→ **Instructions to follow**
Gather all lines in the data that hold the string "from".

→ **Record list**
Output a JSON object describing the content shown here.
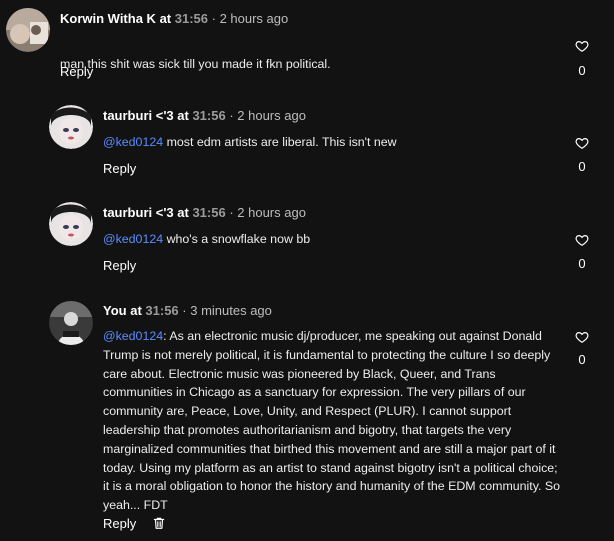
{
  "comments": [
    {
      "author": "Korwin Witha K",
      "at": "at",
      "timestamp": "31:56",
      "ago": "· 2 hours ago",
      "mention": "",
      "text": "man this shit was sick till you made it fkn political.",
      "reply_label": "Reply",
      "like_count": "0",
      "avatar_icon": "user-avatar"
    },
    {
      "author": "taurburi <'3",
      "at": "at",
      "timestamp": "31:56",
      "ago": "· 2 hours ago",
      "mention": "@ked0124",
      "text": " most edm artists are liberal. This isn't new",
      "reply_label": "Reply",
      "like_count": "0",
      "avatar_icon": "user-avatar"
    },
    {
      "author": "taurburi <'3",
      "at": "at",
      "timestamp": "31:56",
      "ago": "· 2 hours ago",
      "mention": "@ked0124",
      "text": " who's a snowflake now bb",
      "reply_label": "Reply",
      "like_count": "0",
      "avatar_icon": "user-avatar"
    },
    {
      "author": "You",
      "at": "at",
      "timestamp": "31:56",
      "ago": "· 3 minutes ago",
      "mention": "@ked0124",
      "text": ": As an electronic music dj/producer, me speaking out against Donald\nTrump is not merely political, it is fundamental to protecting the culture I so deeply\ncare about. Electronic music was pioneered by Black, Queer, and Trans\ncommunities in Chicago as a sanctuary for expression. The very pillars of our\ncommunity are, Peace, Love, Unity, and Respect (PLUR). I cannot support\nleadership that promotes authoritarianism and bigotry, that targets the very\nmarginalized communities that birthed this movement and are still a major part of it\ntoday. Using my platform as an artist to stand against bigotry isn't a political choice;\nit is a moral obligation to honor the history and humanity of the EDM community. So\nyeah... FDT",
      "reply_label": "Reply",
      "like_count": "0",
      "avatar_icon": "user-avatar",
      "delete_icon": "trash-icon"
    }
  ],
  "colors": {
    "background": "#121212",
    "mention": "#5a8dff",
    "timestamp": "#9b9b9b"
  }
}
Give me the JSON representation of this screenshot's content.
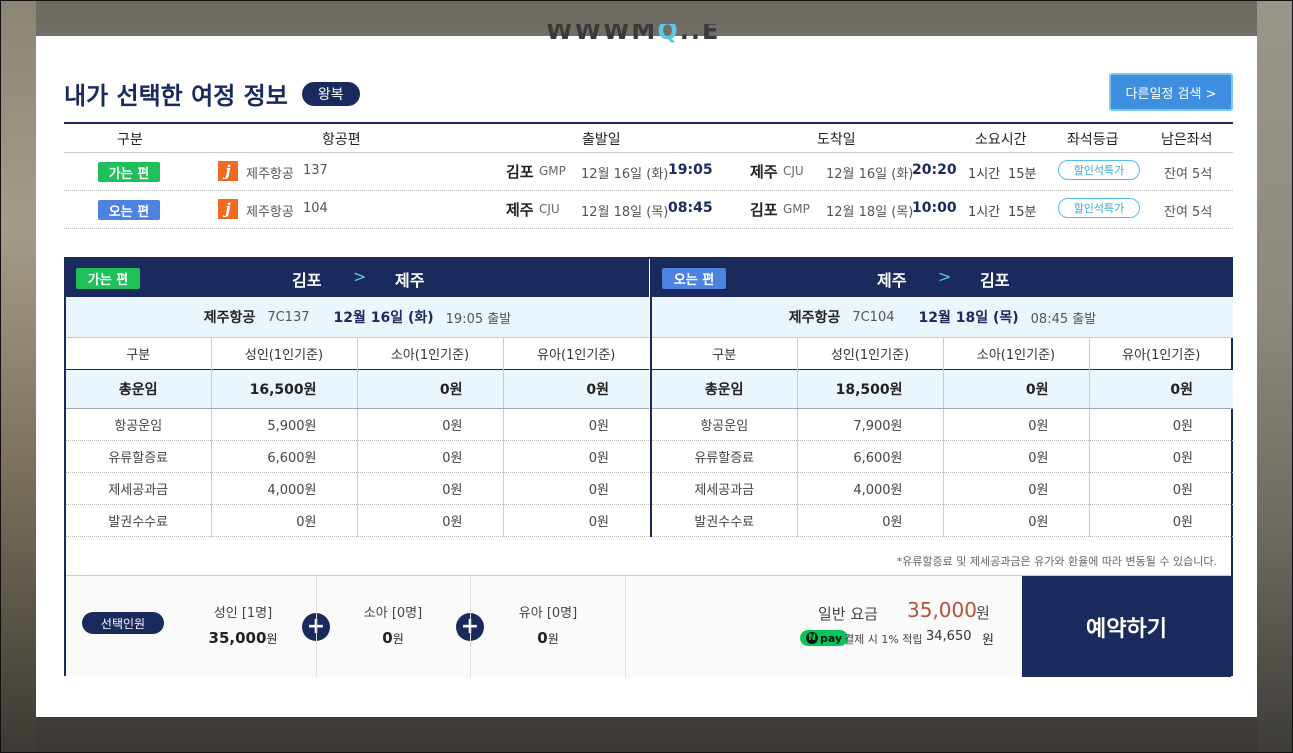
{
  "logo_text": "WWWMQ..E",
  "header": {
    "title": "내가 선택한 여정 정보",
    "trip_type": "왕복",
    "other_search_label": "다른일정 검색 >"
  },
  "itinerary": {
    "columns": [
      "구분",
      "항공편",
      "출발일",
      "도착일",
      "소요시간",
      "좌석등급",
      "남은좌석"
    ],
    "rows": [
      {
        "direction": "가는 편",
        "airline": "제주항공",
        "flight_no": "137",
        "dep_city": "김포",
        "dep_code": "GMP",
        "dep_date": "12월 16일 (화)",
        "dep_time": "19:05",
        "arr_city": "제주",
        "arr_code": "CJU",
        "arr_date": "12월 16일 (화)",
        "arr_time": "20:20",
        "duration_h": "1시간",
        "duration_m": "15분",
        "seat_class": "할인석특가",
        "remaining": "잔여 5석"
      },
      {
        "direction": "오는 편",
        "airline": "제주항공",
        "flight_no": "104",
        "dep_city": "제주",
        "dep_code": "CJU",
        "dep_date": "12월 18일 (목)",
        "dep_time": "08:45",
        "arr_city": "김포",
        "arr_code": "GMP",
        "arr_date": "12월 18일 (목)",
        "arr_time": "10:00",
        "duration_h": "1시간",
        "duration_m": "15분",
        "seat_class": "할인석특가",
        "remaining": "잔여 5석"
      }
    ]
  },
  "fare_panels": [
    {
      "badge": "가는 편",
      "from": "김포",
      "to": "제주",
      "arrow": ">",
      "airline": "제주항공",
      "flight_code": "7C137",
      "date": "12월 16일 (화)",
      "departure": "19:05 출발",
      "headers": [
        "구분",
        "성인(1인기준)",
        "소아(1인기준)",
        "유아(1인기준)"
      ],
      "total": {
        "label": "총운임",
        "adult": "16,500원",
        "child": "0원",
        "infant": "0원"
      },
      "rows": [
        {
          "label": "항공운임",
          "adult": "5,900원",
          "child": "0원",
          "infant": "0원"
        },
        {
          "label": "유류할증료",
          "adult": "6,600원",
          "child": "0원",
          "infant": "0원"
        },
        {
          "label": "제세공과금",
          "adult": "4,000원",
          "child": "0원",
          "infant": "0원"
        },
        {
          "label": "발권수수료",
          "adult": "0원",
          "child": "0원",
          "infant": "0원"
        }
      ]
    },
    {
      "badge": "오는 편",
      "from": "제주",
      "to": "김포",
      "arrow": ">",
      "airline": "제주항공",
      "flight_code": "7C104",
      "date": "12월 18일 (목)",
      "departure": "08:45 출발",
      "headers": [
        "구분",
        "성인(1인기준)",
        "소아(1인기준)",
        "유아(1인기준)"
      ],
      "total": {
        "label": "총운임",
        "adult": "18,500원",
        "child": "0원",
        "infant": "0원"
      },
      "rows": [
        {
          "label": "항공운임",
          "adult": "7,900원",
          "child": "0원",
          "infant": "0원"
        },
        {
          "label": "유류할증료",
          "adult": "6,600원",
          "child": "0원",
          "infant": "0원"
        },
        {
          "label": "제세공과금",
          "adult": "4,000원",
          "child": "0원",
          "infant": "0원"
        },
        {
          "label": "발권수수료",
          "adult": "0원",
          "child": "0원",
          "infant": "0원"
        }
      ]
    }
  ],
  "note": "*유류할증료 및 제세공과금은 유가와 환율에 따라 변동될 수 있습니다.",
  "summary": {
    "selected_label": "선택인원",
    "adult_label": "성인 [1명]",
    "adult_amount": "35,000",
    "won": "원",
    "child_label": "소아 [0명]",
    "child_amount": "0",
    "infant_label": "유아 [0명]",
    "infant_amount": "0",
    "plus": "+",
    "total_label": "일반 요금",
    "total_value": "35,000",
    "total_unit": "원",
    "npay_badge": "pay",
    "npay_n": "N",
    "npay_text": "결제 시 1% 적립",
    "npay_value": "34,650",
    "npay_unit": "원",
    "book_label": "예약하기"
  },
  "colors": {
    "navy": "#1a2a5c",
    "go_green": "#1fbf5a",
    "return_blue": "#4d82e0",
    "price_red": "#b5533c",
    "npay_green": "#03c75a"
  }
}
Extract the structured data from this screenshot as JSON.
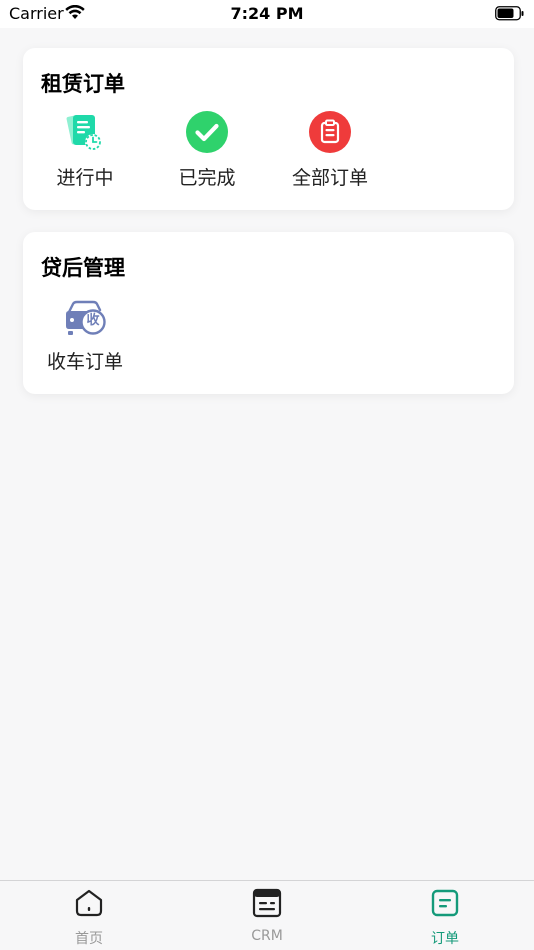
{
  "status_bar": {
    "carrier": "Carrier",
    "time": "7:24 PM",
    "wifi_icon": "wifi-icon",
    "battery_icon": "battery-icon"
  },
  "rental_orders": {
    "title": "租赁订单",
    "items": [
      {
        "label": "进行中",
        "icon": "document-clock-icon",
        "color": "#23d8a8"
      },
      {
        "label": "已完成",
        "icon": "checkmark-circle-icon",
        "color": "#2fd26c"
      },
      {
        "label": "全部订单",
        "icon": "clipboard-icon",
        "color": "#ef3b3b"
      }
    ]
  },
  "post_loan": {
    "title": "贷后管理",
    "items": [
      {
        "label": "收车订单",
        "icon": "car-collect-icon",
        "icon_text": "收",
        "color": "#6f7fb8"
      }
    ]
  },
  "tab_bar": {
    "tabs": [
      {
        "label": "首页",
        "icon": "home-icon"
      },
      {
        "label": "CRM",
        "icon": "crm-icon"
      },
      {
        "label": "订单",
        "icon": "order-icon",
        "active": true
      }
    ],
    "active_color": "#149a7a",
    "inactive_color": "#999999"
  }
}
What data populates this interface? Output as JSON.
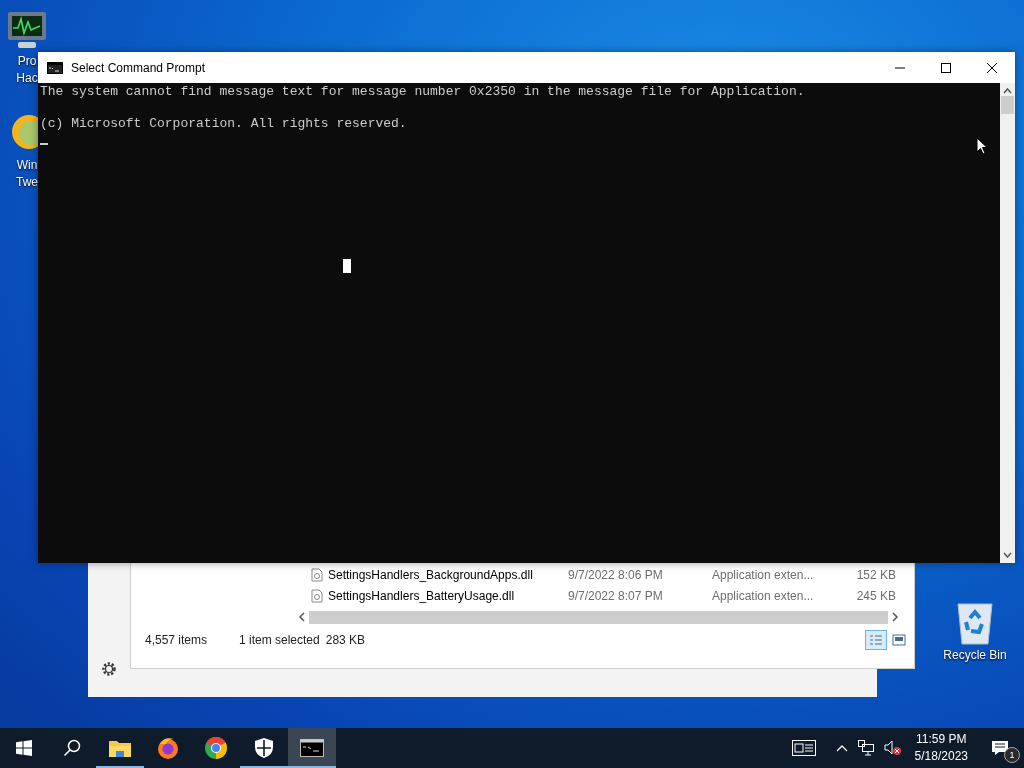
{
  "desktop_icons": [
    {
      "kind": "monitor",
      "lines": [
        "Pro",
        "Hac"
      ]
    },
    {
      "kind": "globe",
      "lines": [
        "Win",
        "Twe"
      ]
    },
    {
      "kind": "recycle",
      "lines": [
        "Recycle Bin"
      ]
    }
  ],
  "explorer": {
    "rows": [
      {
        "name": "SettingsHandlers_BackgroundApps.dll",
        "date": "9/7/2022 8:06 PM",
        "type": "Application exten...",
        "size": "152 KB"
      },
      {
        "name": "SettingsHandlers_BatteryUsage.dll",
        "date": "9/7/2022 8:07 PM",
        "type": "Application exten...",
        "size": "245 KB"
      }
    ],
    "status": {
      "items": "4,557 items",
      "selection": "1 item selected",
      "size": "283 KB"
    },
    "views": [
      {
        "kind": "details",
        "selected": true
      },
      {
        "kind": "tiles",
        "selected": false
      }
    ]
  },
  "console": {
    "title": "Select Command Prompt",
    "lines": [
      "The system cannot find message text for message number 0x2350 in the message file for Application.",
      "(c) Microsoft Corporation. All rights reserved."
    ]
  },
  "taskbar": {
    "apps": [
      {
        "kind": "explorer",
        "running": true,
        "active": false
      },
      {
        "kind": "firefox",
        "running": false,
        "active": false
      },
      {
        "kind": "chrome",
        "running": false,
        "active": false
      },
      {
        "kind": "security",
        "running": true,
        "active": false
      },
      {
        "kind": "console",
        "running": true,
        "active": true
      }
    ],
    "time": "11:59 PM",
    "date": "5/18/2023",
    "notifications": "1"
  }
}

→ **Task solution**
      "from": "김포",
      "from": "제주",
Extract the structured data from this screenshot as JSON.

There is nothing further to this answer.